■ SHORT TASK ■
The exercise asks for every line of the data to be reproduced exactly.

(Stored data)
◇ ◇ ◇
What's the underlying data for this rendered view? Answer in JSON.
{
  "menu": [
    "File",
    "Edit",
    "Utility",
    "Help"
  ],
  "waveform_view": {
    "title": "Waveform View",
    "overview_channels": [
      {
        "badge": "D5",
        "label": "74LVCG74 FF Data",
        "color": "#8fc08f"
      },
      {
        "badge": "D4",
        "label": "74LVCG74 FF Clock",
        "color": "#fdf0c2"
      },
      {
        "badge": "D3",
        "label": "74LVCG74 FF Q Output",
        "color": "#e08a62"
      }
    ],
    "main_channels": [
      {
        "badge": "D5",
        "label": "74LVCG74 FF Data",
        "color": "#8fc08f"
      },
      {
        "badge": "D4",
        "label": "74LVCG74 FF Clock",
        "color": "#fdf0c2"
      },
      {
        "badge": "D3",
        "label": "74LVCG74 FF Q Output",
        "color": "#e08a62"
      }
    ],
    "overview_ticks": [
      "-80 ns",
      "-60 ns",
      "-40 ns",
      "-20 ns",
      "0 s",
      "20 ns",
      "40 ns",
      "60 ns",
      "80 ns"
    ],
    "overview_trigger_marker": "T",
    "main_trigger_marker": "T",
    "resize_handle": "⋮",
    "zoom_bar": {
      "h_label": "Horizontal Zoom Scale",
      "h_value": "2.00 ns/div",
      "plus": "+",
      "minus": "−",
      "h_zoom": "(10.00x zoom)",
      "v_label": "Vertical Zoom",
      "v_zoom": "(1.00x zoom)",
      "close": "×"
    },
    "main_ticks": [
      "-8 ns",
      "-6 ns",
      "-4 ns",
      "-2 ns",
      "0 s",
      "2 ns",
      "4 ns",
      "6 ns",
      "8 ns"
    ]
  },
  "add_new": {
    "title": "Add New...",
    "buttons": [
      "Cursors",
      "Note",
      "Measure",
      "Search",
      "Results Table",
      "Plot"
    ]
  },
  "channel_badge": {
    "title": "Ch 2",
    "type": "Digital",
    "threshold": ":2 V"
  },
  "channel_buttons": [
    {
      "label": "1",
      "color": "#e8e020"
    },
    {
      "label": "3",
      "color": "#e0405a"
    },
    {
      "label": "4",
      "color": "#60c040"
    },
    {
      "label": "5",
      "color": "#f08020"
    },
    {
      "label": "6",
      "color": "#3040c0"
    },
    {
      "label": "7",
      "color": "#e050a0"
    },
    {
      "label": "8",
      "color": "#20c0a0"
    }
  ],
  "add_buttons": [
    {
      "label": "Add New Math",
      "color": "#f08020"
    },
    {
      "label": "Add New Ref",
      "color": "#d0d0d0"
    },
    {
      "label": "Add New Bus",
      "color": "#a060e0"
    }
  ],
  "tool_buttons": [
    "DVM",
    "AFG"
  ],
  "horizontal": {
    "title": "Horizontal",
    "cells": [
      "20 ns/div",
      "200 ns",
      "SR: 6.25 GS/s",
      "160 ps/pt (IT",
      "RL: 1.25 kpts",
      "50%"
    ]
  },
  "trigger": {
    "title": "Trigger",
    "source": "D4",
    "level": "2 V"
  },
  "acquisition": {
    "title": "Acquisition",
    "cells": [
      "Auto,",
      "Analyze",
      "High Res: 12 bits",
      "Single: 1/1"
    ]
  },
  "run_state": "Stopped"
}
◇ ◇ ◇
■ SOLUTION FOR THIS TASK ■
What's the underlying data for this rendered view? Answer in JSON.
{
  "menu": [
    "File",
    "Edit",
    "Utility",
    "Help"
  ],
  "waveform_view": {
    "title": "Waveform View",
    "overview_channels": [
      {
        "badge": "D5",
        "label": "74LVCG74 FF Data",
        "color": "#8fc08f"
      },
      {
        "badge": "D4",
        "label": "74LVCG74 FF Clock",
        "color": "#fdf0c2"
      },
      {
        "badge": "D3",
        "label": "74LVCG74 FF Q Output",
        "color": "#e08a62"
      }
    ],
    "main_channels": [
      {
        "badge": "D5",
        "label": "74LVCG74 FF Data",
        "color": "#8fc08f"
      },
      {
        "badge": "D4",
        "label": "74LVCG74 FF Clock",
        "color": "#fdf0c2"
      },
      {
        "badge": "D3",
        "label": "74LVCG74 FF Q Output",
        "color": "#e08a62"
      }
    ],
    "overview_ticks": [
      "-80 ns",
      "-60 ns",
      "-40 ns",
      "-20 ns",
      "0 s",
      "20 ns",
      "40 ns",
      "60 ns",
      "80 ns"
    ],
    "overview_trigger_marker": "T",
    "main_trigger_marker": "T",
    "resize_handle": "⋮",
    "zoom_bar": {
      "h_label": "Horizontal Zoom Scale",
      "h_value": "2.00 ns/div",
      "plus": "+",
      "minus": "−",
      "h_zoom": "(10.00x zoom)",
      "v_label": "Vertical Zoom",
      "v_zoom": "(1.00x zoom)",
      "close": "×"
    },
    "main_ticks": [
      "-8 ns",
      "-6 ns",
      "-4 ns",
      "-2 ns",
      "0 s",
      "2 ns",
      "4 ns",
      "6 ns",
      "8 ns"
    ]
  },
  "add_new": {
    "title": "Add New...",
    "buttons": [
      "Cursors",
      "Note",
      "Measure",
      "Search",
      "Results Table",
      "Plot"
    ]
  },
  "channel_badge": {
    "title": "Ch 2",
    "type": "Digital",
    "threshold": ":2 V"
  },
  "channel_buttons": [
    {
      "label": "1",
      "color": "#e8e020"
    },
    {
      "label": "3",
      "color": "#e0405a"
    },
    {
      "label": "4",
      "color": "#60c040"
    },
    {
      "label": "5",
      "color": "#f08020"
    },
    {
      "label": "6",
      "color": "#3040c0"
    },
    {
      "label": "7",
      "color": "#e050a0"
    },
    {
      "label": "8",
      "color": "#20c0a0"
    }
  ],
  "add_buttons": [
    {
      "label": "Add New Math",
      "color": "#f08020"
    },
    {
      "label": "Add New Ref",
      "color": "#d0d0d0"
    },
    {
      "label": "Add New Bus",
      "color": "#a060e0"
    }
  ],
  "tool_buttons": [
    "DVM",
    "AFG"
  ],
  "horizontal": {
    "title": "Horizontal",
    "cells": [
      "20 ns/div",
      "200 ns",
      "SR: 6.25 GS/s",
      "160 ps/pt (IT",
      "RL: 1.25 kpts",
      "50%"
    ]
  },
  "trigger": {
    "title": "Trigger",
    "source": "D4",
    "level": "2 V"
  },
  "acquisition": {
    "title": "Acquisition",
    "cells": [
      "Auto,",
      "Analyze",
      "High Res: 12 bits",
      "Single: 1/1"
    ]
  },
  "run_state": "Stopped"
}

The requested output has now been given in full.